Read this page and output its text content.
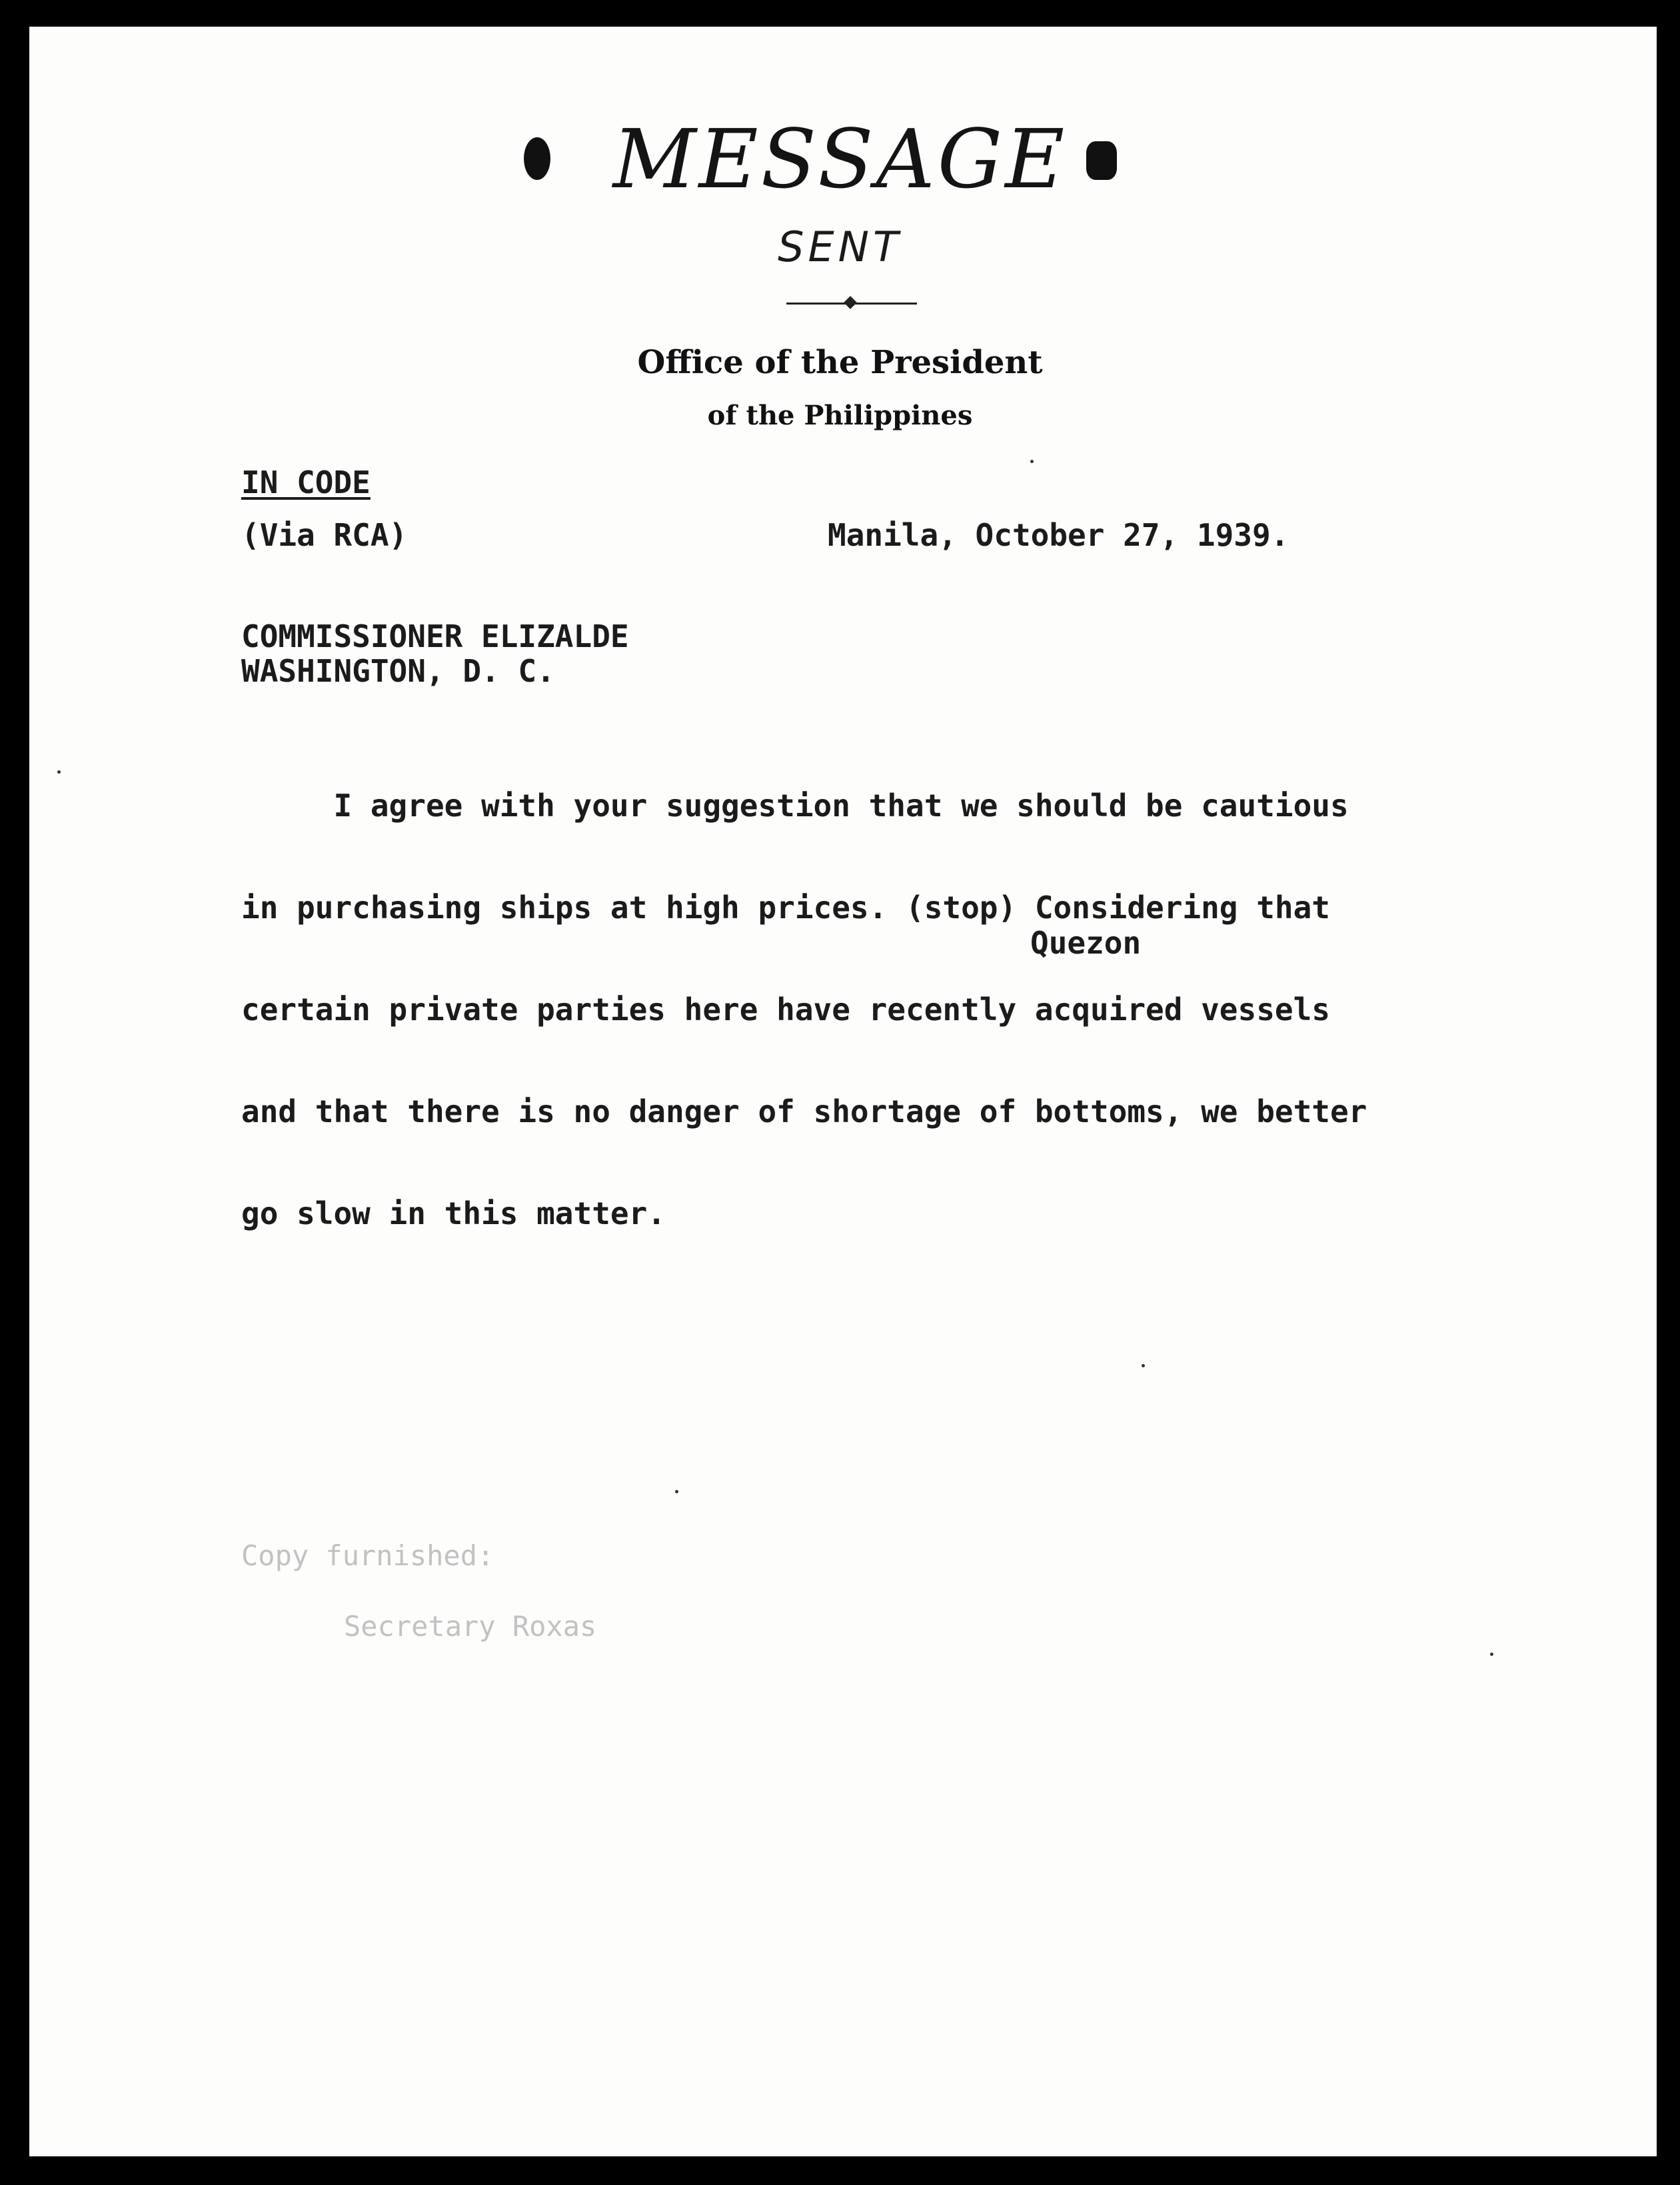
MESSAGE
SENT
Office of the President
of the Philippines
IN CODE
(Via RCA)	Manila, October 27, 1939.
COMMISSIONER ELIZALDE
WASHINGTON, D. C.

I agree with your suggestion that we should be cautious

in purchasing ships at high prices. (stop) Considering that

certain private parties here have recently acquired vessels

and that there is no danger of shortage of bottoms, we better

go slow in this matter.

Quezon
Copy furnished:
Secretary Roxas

+ + + + +

:: What you are asked to do ::
Return every line holding the word "this" from the records.

:: Answer to the problem ::
Read this page and output its text content.
go slow in this matter.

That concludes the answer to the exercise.